- Stated problem
Go through the material and pull out every line with the string "likes" in it.

Collected data entries:
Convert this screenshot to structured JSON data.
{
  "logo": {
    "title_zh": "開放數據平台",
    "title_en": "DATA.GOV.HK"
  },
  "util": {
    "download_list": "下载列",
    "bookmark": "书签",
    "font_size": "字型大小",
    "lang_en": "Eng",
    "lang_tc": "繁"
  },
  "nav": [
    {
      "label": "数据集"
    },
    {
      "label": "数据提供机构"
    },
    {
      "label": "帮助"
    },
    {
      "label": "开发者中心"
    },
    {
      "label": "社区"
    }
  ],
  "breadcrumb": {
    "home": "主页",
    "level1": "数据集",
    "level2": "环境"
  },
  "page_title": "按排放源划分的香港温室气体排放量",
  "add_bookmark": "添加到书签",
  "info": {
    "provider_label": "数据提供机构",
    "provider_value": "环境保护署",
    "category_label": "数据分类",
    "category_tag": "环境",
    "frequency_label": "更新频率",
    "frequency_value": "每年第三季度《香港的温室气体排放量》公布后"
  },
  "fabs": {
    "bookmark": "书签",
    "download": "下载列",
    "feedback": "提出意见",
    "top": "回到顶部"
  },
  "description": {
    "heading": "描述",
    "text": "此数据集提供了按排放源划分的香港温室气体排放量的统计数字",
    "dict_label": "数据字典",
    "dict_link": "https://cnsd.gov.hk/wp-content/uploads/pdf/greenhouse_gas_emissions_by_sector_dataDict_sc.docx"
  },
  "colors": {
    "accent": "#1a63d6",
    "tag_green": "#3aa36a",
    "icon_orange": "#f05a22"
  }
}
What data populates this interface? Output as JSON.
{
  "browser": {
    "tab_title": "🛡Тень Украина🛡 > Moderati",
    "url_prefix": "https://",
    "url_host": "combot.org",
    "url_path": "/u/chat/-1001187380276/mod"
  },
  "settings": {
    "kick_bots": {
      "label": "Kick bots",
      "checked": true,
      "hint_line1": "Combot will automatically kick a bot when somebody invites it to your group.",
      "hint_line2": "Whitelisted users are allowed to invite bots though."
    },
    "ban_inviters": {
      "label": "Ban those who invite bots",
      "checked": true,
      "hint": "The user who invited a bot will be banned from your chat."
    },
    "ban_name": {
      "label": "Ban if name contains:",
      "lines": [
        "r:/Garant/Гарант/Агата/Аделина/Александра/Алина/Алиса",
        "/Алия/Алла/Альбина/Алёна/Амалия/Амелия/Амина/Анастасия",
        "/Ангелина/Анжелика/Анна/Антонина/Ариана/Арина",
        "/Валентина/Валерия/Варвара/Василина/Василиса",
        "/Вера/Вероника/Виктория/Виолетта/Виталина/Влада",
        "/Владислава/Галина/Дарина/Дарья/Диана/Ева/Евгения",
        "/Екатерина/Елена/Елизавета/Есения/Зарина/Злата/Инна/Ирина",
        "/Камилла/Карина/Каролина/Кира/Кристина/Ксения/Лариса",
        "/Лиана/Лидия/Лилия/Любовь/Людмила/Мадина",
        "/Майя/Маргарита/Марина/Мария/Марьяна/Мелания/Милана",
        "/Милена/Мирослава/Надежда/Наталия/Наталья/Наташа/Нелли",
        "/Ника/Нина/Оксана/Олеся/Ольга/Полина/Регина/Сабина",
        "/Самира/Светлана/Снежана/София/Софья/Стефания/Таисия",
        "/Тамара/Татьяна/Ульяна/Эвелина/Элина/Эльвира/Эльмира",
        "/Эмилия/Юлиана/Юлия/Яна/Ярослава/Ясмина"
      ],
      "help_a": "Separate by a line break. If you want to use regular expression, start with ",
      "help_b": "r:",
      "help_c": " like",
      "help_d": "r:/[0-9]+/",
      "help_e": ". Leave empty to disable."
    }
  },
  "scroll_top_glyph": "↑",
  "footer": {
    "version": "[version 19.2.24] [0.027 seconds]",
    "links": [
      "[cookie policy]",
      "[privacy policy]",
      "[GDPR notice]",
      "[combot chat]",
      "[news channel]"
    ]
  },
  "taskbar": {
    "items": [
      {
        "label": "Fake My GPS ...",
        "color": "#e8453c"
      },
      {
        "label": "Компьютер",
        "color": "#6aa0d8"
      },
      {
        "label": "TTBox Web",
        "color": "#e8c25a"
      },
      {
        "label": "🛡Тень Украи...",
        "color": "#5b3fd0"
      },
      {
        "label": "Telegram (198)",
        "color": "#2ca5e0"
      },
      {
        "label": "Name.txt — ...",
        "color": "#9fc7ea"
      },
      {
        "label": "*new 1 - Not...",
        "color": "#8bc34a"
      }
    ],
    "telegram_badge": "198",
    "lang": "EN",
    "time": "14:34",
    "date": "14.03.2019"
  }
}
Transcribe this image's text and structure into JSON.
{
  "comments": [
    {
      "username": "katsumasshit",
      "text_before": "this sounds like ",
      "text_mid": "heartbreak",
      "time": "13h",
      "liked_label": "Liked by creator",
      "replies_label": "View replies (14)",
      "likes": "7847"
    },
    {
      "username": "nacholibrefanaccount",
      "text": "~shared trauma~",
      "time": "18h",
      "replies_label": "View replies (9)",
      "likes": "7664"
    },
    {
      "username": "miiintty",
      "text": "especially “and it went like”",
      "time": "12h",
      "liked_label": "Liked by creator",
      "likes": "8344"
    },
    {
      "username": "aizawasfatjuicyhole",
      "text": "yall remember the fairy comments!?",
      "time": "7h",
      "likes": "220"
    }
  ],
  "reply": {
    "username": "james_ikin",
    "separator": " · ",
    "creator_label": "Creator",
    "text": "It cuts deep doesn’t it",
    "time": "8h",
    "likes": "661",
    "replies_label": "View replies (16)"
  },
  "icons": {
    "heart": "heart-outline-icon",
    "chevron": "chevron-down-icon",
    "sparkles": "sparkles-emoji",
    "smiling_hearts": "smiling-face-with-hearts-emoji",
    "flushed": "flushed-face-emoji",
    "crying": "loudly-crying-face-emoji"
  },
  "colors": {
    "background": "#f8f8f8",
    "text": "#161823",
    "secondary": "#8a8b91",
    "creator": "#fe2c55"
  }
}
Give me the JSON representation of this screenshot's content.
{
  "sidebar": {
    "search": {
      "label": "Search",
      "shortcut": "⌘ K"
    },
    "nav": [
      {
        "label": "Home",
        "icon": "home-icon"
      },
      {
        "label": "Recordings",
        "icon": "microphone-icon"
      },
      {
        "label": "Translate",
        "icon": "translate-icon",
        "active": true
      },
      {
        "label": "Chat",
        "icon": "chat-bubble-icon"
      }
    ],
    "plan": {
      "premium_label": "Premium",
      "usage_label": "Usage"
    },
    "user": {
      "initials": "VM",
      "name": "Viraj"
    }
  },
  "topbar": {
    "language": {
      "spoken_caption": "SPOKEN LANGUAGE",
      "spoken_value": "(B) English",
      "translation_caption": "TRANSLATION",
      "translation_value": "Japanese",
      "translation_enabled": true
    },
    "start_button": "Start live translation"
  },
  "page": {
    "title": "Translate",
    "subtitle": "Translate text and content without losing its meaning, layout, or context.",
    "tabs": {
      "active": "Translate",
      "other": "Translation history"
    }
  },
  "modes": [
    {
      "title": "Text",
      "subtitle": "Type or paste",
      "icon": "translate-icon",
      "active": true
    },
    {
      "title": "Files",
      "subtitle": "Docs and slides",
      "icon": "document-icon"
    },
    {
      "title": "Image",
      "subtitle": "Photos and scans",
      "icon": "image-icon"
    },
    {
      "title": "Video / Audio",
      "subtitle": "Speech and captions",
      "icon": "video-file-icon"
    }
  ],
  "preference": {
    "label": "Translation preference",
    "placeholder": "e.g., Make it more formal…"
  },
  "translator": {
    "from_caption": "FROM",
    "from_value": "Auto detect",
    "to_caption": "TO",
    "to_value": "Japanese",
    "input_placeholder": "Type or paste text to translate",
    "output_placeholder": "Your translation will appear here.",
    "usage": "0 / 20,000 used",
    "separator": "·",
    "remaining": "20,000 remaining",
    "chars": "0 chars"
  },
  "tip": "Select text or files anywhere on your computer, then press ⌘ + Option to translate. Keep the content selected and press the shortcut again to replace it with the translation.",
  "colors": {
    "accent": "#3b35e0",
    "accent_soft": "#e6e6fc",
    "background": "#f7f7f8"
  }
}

- Problem solution
      "likes": "7847"
      "likes": "7664"
      "likes": "8344"
      "likes": "220"
    "likes": "661",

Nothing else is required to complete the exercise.